(Items from a data source)
◇ ◇ ◇ ◇ ◇ ◇ ◇
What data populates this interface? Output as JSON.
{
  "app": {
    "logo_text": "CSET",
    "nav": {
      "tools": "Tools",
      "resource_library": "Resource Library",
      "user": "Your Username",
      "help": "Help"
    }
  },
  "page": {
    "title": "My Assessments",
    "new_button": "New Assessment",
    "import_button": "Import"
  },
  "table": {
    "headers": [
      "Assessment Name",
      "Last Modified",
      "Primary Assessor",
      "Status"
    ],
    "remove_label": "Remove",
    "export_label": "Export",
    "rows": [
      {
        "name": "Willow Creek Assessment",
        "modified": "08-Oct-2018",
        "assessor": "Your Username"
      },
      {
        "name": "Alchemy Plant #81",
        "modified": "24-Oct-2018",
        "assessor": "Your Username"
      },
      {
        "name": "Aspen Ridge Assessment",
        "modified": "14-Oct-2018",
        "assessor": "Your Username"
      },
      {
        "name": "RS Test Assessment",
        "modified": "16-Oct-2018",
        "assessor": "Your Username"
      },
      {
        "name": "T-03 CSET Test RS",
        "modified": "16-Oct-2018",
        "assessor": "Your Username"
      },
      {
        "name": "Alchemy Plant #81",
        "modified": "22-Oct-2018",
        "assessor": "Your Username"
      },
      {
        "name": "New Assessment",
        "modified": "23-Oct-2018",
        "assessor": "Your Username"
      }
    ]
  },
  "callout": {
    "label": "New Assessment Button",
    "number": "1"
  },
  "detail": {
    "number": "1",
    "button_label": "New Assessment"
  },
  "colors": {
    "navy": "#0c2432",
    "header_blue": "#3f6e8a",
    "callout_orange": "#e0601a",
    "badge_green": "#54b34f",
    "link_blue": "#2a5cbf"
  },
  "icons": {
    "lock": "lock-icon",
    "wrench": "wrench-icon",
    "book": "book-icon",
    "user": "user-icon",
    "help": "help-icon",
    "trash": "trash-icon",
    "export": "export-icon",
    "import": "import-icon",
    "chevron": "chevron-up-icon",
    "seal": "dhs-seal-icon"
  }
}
◇ ◇ ◇ ◇ ◇ ◇ ◇
_BRIEF_:
Give back all the data exactly as written.

_RESULT FOR THIS TASK_:
What data populates this interface? Output as JSON.
{
  "app": {
    "logo_text": "CSET",
    "nav": {
      "tools": "Tools",
      "resource_library": "Resource Library",
      "user": "Your Username",
      "help": "Help"
    }
  },
  "page": {
    "title": "My Assessments",
    "new_button": "New Assessment",
    "import_button": "Import"
  },
  "table": {
    "headers": [
      "Assessment Name",
      "Last Modified",
      "Primary Assessor",
      "Status"
    ],
    "remove_label": "Remove",
    "export_label": "Export",
    "rows": [
      {
        "name": "Willow Creek Assessment",
        "modified": "08-Oct-2018",
        "assessor": "Your Username"
      },
      {
        "name": "Alchemy Plant #81",
        "modified": "24-Oct-2018",
        "assessor": "Your Username"
      },
      {
        "name": "Aspen Ridge Assessment",
        "modified": "14-Oct-2018",
        "assessor": "Your Username"
      },
      {
        "name": "RS Test Assessment",
        "modified": "16-Oct-2018",
        "assessor": "Your Username"
      },
      {
        "name": "T-03 CSET Test RS",
        "modified": "16-Oct-2018",
        "assessor": "Your Username"
      },
      {
        "name": "Alchemy Plant #81",
        "modified": "22-Oct-2018",
        "assessor": "Your Username"
      },
      {
        "name": "New Assessment",
        "modified": "23-Oct-2018",
        "assessor": "Your Username"
      }
    ]
  },
  "callout": {
    "label": "New Assessment Button",
    "number": "1"
  },
  "detail": {
    "number": "1",
    "button_label": "New Assessment"
  },
  "colors": {
    "navy": "#0c2432",
    "header_blue": "#3f6e8a",
    "callout_orange": "#e0601a",
    "badge_green": "#54b34f",
    "link_blue": "#2a5cbf"
  },
  "icons": {
    "lock": "lock-icon",
    "wrench": "wrench-icon",
    "book": "book-icon",
    "user": "user-icon",
    "help": "help-icon",
    "trash": "trash-icon",
    "export": "export-icon",
    "import": "import-icon",
    "chevron": "chevron-up-icon",
    "seal": "dhs-seal-icon"
  }
}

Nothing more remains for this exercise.